WHAT IS ASKED: Reproduce the records below exactly, leaving out any pictures.

(Saved data entries)
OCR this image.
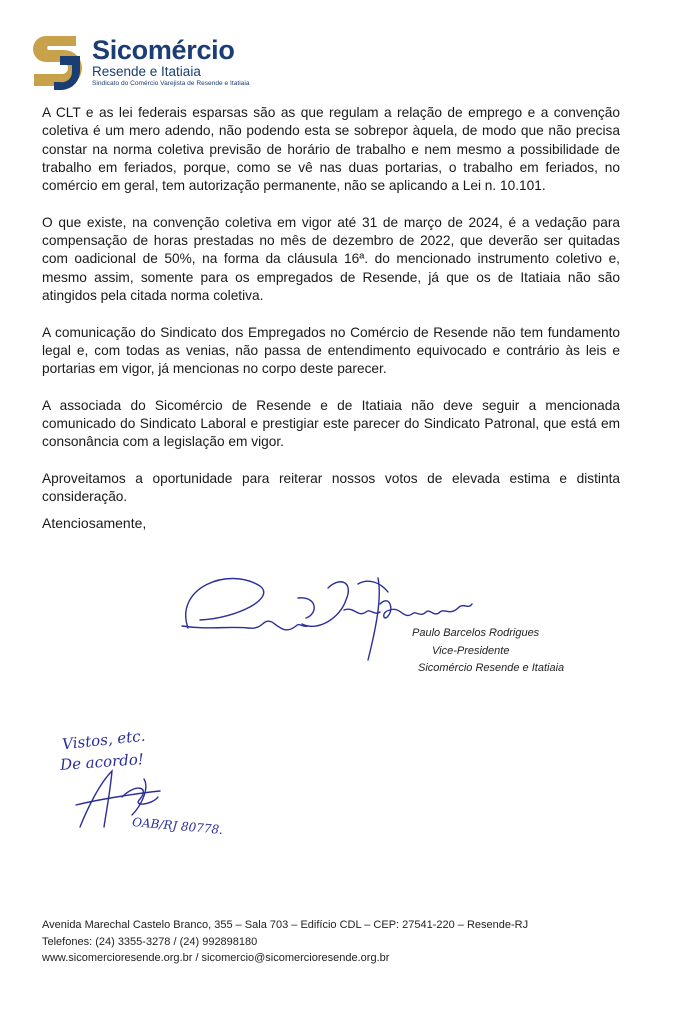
Sicomércio
Resende e Itatiaia
Sindicato do Comércio Varejista de Resende e Itatiaia

A CLT e as lei federais esparsas são as que regulam a relação de emprego e a convenção coletiva é um mero adendo, não podendo esta se sobrepor àquela, de modo que não precisa constar na norma coletiva previsão de horário de trabalho e nem mesmo a possibilidade de trabalho em feriados, porque, como se vê nas duas portarias, o trabalho em feriados, no comércio em geral, tem autorização permanente, não se aplicando a Lei n. 10.101.

O que existe, na convenção coletiva em vigor até 31 de março de 2024, é a vedação para compensação de horas prestadas no mês de dezembro de 2022, que deverão ser quitadas com oadicional de 50%, na forma da cláusula 16ª. do mencionado instrumento coletivo e, mesmo assim, somente para os empregados de Resende, já que os de Itatiaia não são atingidos pela citada norma coletiva.

A comunicação do Sindicato dos Empregados no Comércio de Resende não tem fundamento legal e, com todas as venias, não passa de entendimento equivocado e contrário às leis e portarias em vigor, já mencionas no corpo deste parecer.

A associada do Sicomércio de Resende e de Itatiaia não deve seguir a mencionada comunicado do Sindicato Laboral e prestigiar este parecer do Sindicato Patronal, que está em consonância com a legislação em vigor.

Aproveitamos a oportunidade para reiterar nossos votos de elevada estima e distinta consideração.

Atenciosamente,
Paulo Barcelos Rodrigues
Vice-Presidente
Sicomércio Resende e Itatiaia
Vistos, etc.
De acordo!
OAB/RJ 80778.
Avenida Marechal Castelo Branco, 355 – Sala 703 – Edifício CDL – CEP: 27541-220 – Resende-RJ
Telefones: (24) 3355-3278 / (24) 992898180
www.sicomercioresende.org.br / sicomercio@sicomercioresende.org.br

ANSWER BELOW:
OCR this image.
Sicomércio
Resende e Itatiaia
Sindicato do Comércio Varejista de Resende e Itatiaia

A CLT e as lei federais esparsas são as que regulam a relação de emprego e a convenção coletiva é um mero adendo, não podendo esta se sobrepor àquela, de modo que não precisa constar na norma coletiva previsão de horário de trabalho e nem mesmo a possibilidade de trabalho em feriados, porque, como se vê nas duas portarias, o trabalho em feriados, no comércio em geral, tem autorização permanente, não se aplicando a Lei n. 10.101.

O que existe, na convenção coletiva em vigor até 31 de março de 2024, é a vedação para compensação de horas prestadas no mês de dezembro de 2022, que deverão ser quitadas com oadicional de 50%, na forma da cláusula 16ª. do mencionado instrumento coletivo e, mesmo assim, somente para os empregados de Resende, já que os de Itatiaia não são atingidos pela citada norma coletiva.

A comunicação do Sindicato dos Empregados no Comércio de Resende não tem fundamento legal e, com todas as venias, não passa de entendimento equivocado e contrário às leis e portarias em vigor, já mencionas no corpo deste parecer.

A associada do Sicomércio de Resende e de Itatiaia não deve seguir a mencionada comunicado do Sindicato Laboral e prestigiar este parecer do Sindicato Patronal, que está em consonância com a legislação em vigor.

Aproveitamos a oportunidade para reiterar nossos votos de elevada estima e distinta consideração.

Atenciosamente,
Paulo Barcelos Rodrigues
Vice-Presidente
Sicomércio Resende e Itatiaia
Vistos, etc.
De acordo!
OAB/RJ 80778.
Avenida Marechal Castelo Branco, 355 – Sala 703 – Edifício CDL – CEP: 27541-220 – Resende-RJ
Telefones: (24) 3355-3278 / (24) 992898180
www.sicomercioresende.org.br / sicomercio@sicomercioresende.org.br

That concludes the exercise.